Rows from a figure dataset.
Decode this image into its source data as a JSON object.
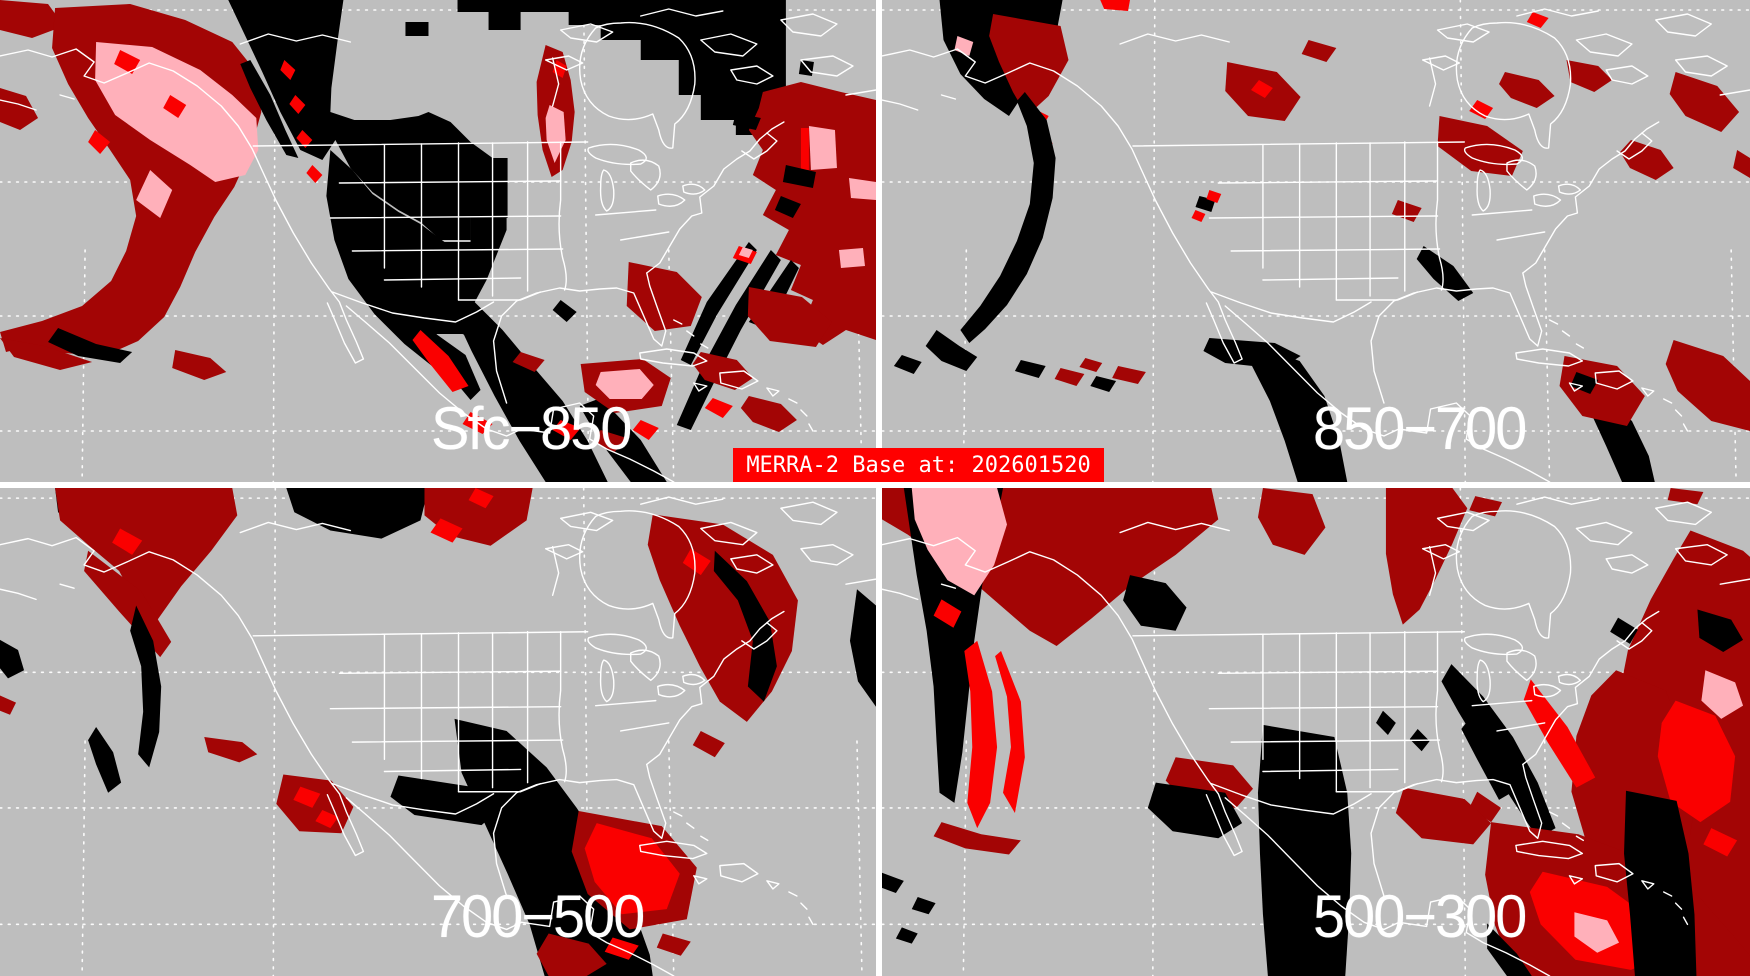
{
  "banner": {
    "text": "MERRA-2 Base at: 202601520"
  },
  "panels": [
    {
      "id": "sfc-850",
      "label": "Sfc−850",
      "position": "top-left"
    },
    {
      "id": "850-700",
      "label": "850−700",
      "position": "top-right"
    },
    {
      "id": "700-500",
      "label": "700−500",
      "position": "bottom-left"
    },
    {
      "id": "500-300",
      "label": "500−300",
      "position": "bottom-right"
    }
  ],
  "colors": {
    "background_gray": "#BEBEBE",
    "map_lines": "#FFFFFF",
    "graticule": "#FFFFFF",
    "data_black": "#000000",
    "data_dark_red": "#A30505",
    "data_red": "#FA0000",
    "data_pink": "#FFB0BA",
    "divider": "#FFFFFF",
    "label_text": "#FFFFFF",
    "banner_bg": "#FF0000",
    "banner_fg": "#FFFFFF"
  }
}
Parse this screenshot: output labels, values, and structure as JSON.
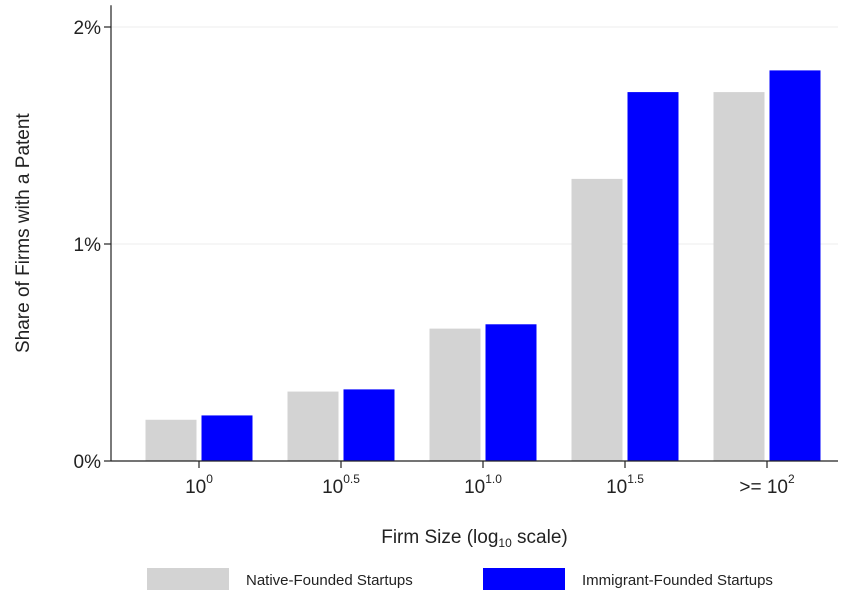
{
  "chart_data": {
    "type": "bar",
    "title": "",
    "xlabel": {
      "prefix": "Firm Size (log",
      "sub": "10",
      "suffix": " scale)"
    },
    "ylabel": "Share of Firms with a Patent",
    "ylim": [
      0,
      2.1
    ],
    "yticks": [
      {
        "value": 0,
        "label": "0%"
      },
      {
        "value": 1,
        "label": "1%"
      },
      {
        "value": 2,
        "label": "2%"
      }
    ],
    "categories": [
      {
        "base": "10",
        "sup": "0"
      },
      {
        "base": "10",
        "sup": "0.5"
      },
      {
        "base": "10",
        "sup": "1.0"
      },
      {
        "base": "10",
        "sup": "1.5"
      },
      {
        "base": ">= 10",
        "sup": "2"
      }
    ],
    "grid": true,
    "legend_position": "bottom",
    "series": [
      {
        "name": "Native-Founded Startups",
        "color": "#d3d3d3",
        "values": [
          0.19,
          0.32,
          0.61,
          1.3,
          1.7
        ]
      },
      {
        "name": "Immigrant-Founded Startups",
        "color": "#0000ff",
        "values": [
          0.21,
          0.33,
          0.63,
          1.7,
          1.8
        ]
      }
    ]
  }
}
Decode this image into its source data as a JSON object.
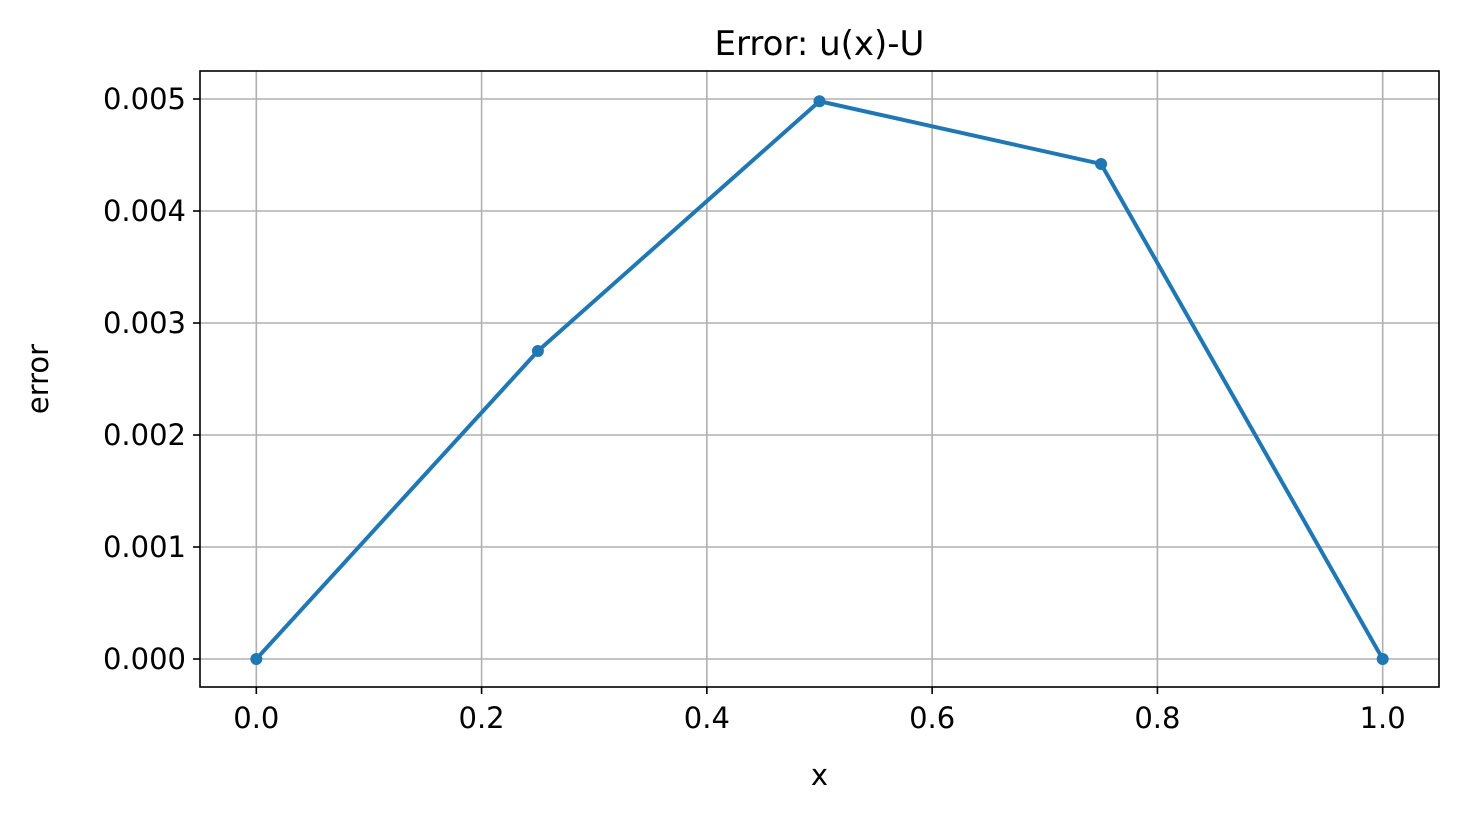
{
  "chart_data": {
    "type": "line",
    "title": "Error: u(x)-U",
    "xlabel": "x",
    "ylabel": "error",
    "xlim": [
      -0.05,
      1.05
    ],
    "ylim": [
      -0.00025,
      0.00525
    ],
    "xticks": [
      0.0,
      0.2,
      0.4,
      0.6,
      0.8,
      1.0
    ],
    "xtick_labels": [
      "0.0",
      "0.2",
      "0.4",
      "0.6",
      "0.8",
      "1.0"
    ],
    "yticks": [
      0.0,
      0.001,
      0.002,
      0.003,
      0.004,
      0.005
    ],
    "ytick_labels": [
      "0.000",
      "0.001",
      "0.002",
      "0.003",
      "0.004",
      "0.005"
    ],
    "grid": true,
    "legend": false,
    "series": [
      {
        "x": [
          0.0,
          0.25,
          0.5,
          0.75,
          1.0
        ],
        "y": [
          0.0,
          0.00275,
          0.00498,
          0.00442,
          0.0
        ],
        "color": "#1f77b4",
        "marker": "circle"
      }
    ]
  }
}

What you should do. Repeat the lines above exactly, and keep every picture out.

Solution to the exercise.
Decode this image into its source data as a JSON object.
{
  "banner": {
    "text": "MERRA-2 Base at: 202601520"
  },
  "panels": [
    {
      "id": "sfc-850",
      "label": "Sfc−850",
      "position": "top-left"
    },
    {
      "id": "850-700",
      "label": "850−700",
      "position": "top-right"
    },
    {
      "id": "700-500",
      "label": "700−500",
      "position": "bottom-left"
    },
    {
      "id": "500-300",
      "label": "500−300",
      "position": "bottom-right"
    }
  ],
  "colors": {
    "background_gray": "#BEBEBE",
    "map_lines": "#FFFFFF",
    "graticule": "#FFFFFF",
    "data_black": "#000000",
    "data_dark_red": "#A30505",
    "data_red": "#FA0000",
    "data_pink": "#FFB0BA",
    "divider": "#FFFFFF",
    "label_text": "#FFFFFF",
    "banner_bg": "#FF0000",
    "banner_fg": "#FFFFFF"
  }
}
Parse this screenshot: output labels, values, and structure as JSON.
{
  "chart_data": {
    "type": "bar",
    "title": "",
    "xlabel": {
      "prefix": "Firm Size (log",
      "sub": "10",
      "suffix": " scale)"
    },
    "ylabel": "Share of Firms with a Patent",
    "ylim": [
      0,
      2.1
    ],
    "yticks": [
      {
        "value": 0,
        "label": "0%"
      },
      {
        "value": 1,
        "label": "1%"
      },
      {
        "value": 2,
        "label": "2%"
      }
    ],
    "categories": [
      {
        "base": "10",
        "sup": "0"
      },
      {
        "base": "10",
        "sup": "0.5"
      },
      {
        "base": "10",
        "sup": "1.0"
      },
      {
        "base": "10",
        "sup": "1.5"
      },
      {
        "base": ">= 10",
        "sup": "2"
      }
    ],
    "grid": true,
    "legend_position": "bottom",
    "series": [
      {
        "name": "Native-Founded Startups",
        "color": "#d3d3d3",
        "values": [
          0.19,
          0.32,
          0.61,
          1.3,
          1.7
        ]
      },
      {
        "name": "Immigrant-Founded Startups",
        "color": "#0000ff",
        "values": [
          0.21,
          0.33,
          0.63,
          1.7,
          1.8
        ]
      }
    ]
  }
}
Decode this image into its source data as a JSON object.
{
  "chart_data": {
    "type": "line",
    "title": "Error: u(x)-U",
    "xlabel": "x",
    "ylabel": "error",
    "xlim": [
      -0.05,
      1.05
    ],
    "ylim": [
      -0.00025,
      0.00525
    ],
    "xticks": [
      0.0,
      0.2,
      0.4,
      0.6,
      0.8,
      1.0
    ],
    "xtick_labels": [
      "0.0",
      "0.2",
      "0.4",
      "0.6",
      "0.8",
      "1.0"
    ],
    "yticks": [
      0.0,
      0.001,
      0.002,
      0.003,
      0.004,
      0.005
    ],
    "ytick_labels": [
      "0.000",
      "0.001",
      "0.002",
      "0.003",
      "0.004",
      "0.005"
    ],
    "grid": true,
    "legend": false,
    "series": [
      {
        "x": [
          0.0,
          0.25,
          0.5,
          0.75,
          1.0
        ],
        "y": [
          0.0,
          0.00275,
          0.00498,
          0.00442,
          0.0
        ],
        "color": "#1f77b4",
        "marker": "circle"
      }
    ]
  }
}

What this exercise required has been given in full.